Recorded data -
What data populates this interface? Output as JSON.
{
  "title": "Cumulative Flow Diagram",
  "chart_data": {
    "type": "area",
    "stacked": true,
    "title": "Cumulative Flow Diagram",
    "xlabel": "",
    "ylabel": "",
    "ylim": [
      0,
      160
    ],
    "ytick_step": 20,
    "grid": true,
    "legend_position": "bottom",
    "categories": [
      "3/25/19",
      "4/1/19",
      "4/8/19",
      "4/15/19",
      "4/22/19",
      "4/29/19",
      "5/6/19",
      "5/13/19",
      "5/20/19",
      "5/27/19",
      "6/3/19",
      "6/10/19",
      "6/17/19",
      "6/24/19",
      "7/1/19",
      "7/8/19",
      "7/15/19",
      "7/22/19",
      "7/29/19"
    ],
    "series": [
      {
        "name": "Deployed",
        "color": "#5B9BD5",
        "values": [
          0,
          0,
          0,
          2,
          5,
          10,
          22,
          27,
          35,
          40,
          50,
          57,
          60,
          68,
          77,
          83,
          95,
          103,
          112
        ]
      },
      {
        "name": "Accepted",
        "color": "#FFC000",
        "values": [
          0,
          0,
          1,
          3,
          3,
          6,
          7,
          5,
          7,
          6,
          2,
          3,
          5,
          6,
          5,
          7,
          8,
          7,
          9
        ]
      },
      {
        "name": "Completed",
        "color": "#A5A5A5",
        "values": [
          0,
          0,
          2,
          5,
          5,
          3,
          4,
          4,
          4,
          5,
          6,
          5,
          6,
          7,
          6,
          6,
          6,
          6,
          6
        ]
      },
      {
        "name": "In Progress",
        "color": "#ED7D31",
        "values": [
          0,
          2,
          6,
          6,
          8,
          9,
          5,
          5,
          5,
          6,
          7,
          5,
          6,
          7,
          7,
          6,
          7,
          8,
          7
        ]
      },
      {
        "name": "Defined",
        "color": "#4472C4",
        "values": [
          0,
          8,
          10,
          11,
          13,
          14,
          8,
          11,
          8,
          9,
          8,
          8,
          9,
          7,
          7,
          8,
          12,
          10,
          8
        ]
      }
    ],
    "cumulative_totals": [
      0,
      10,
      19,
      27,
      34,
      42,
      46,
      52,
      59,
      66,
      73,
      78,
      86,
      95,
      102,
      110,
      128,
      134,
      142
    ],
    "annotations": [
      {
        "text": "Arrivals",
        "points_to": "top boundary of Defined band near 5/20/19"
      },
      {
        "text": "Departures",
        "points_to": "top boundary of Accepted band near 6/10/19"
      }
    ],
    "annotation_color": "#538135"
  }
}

Task instructions - From the listing above, copy all lines holding the word "Accepted".

Exercise response -
        "name": "Accepted",
        "points_to": "top boundary of Accepted band near 6/10/19"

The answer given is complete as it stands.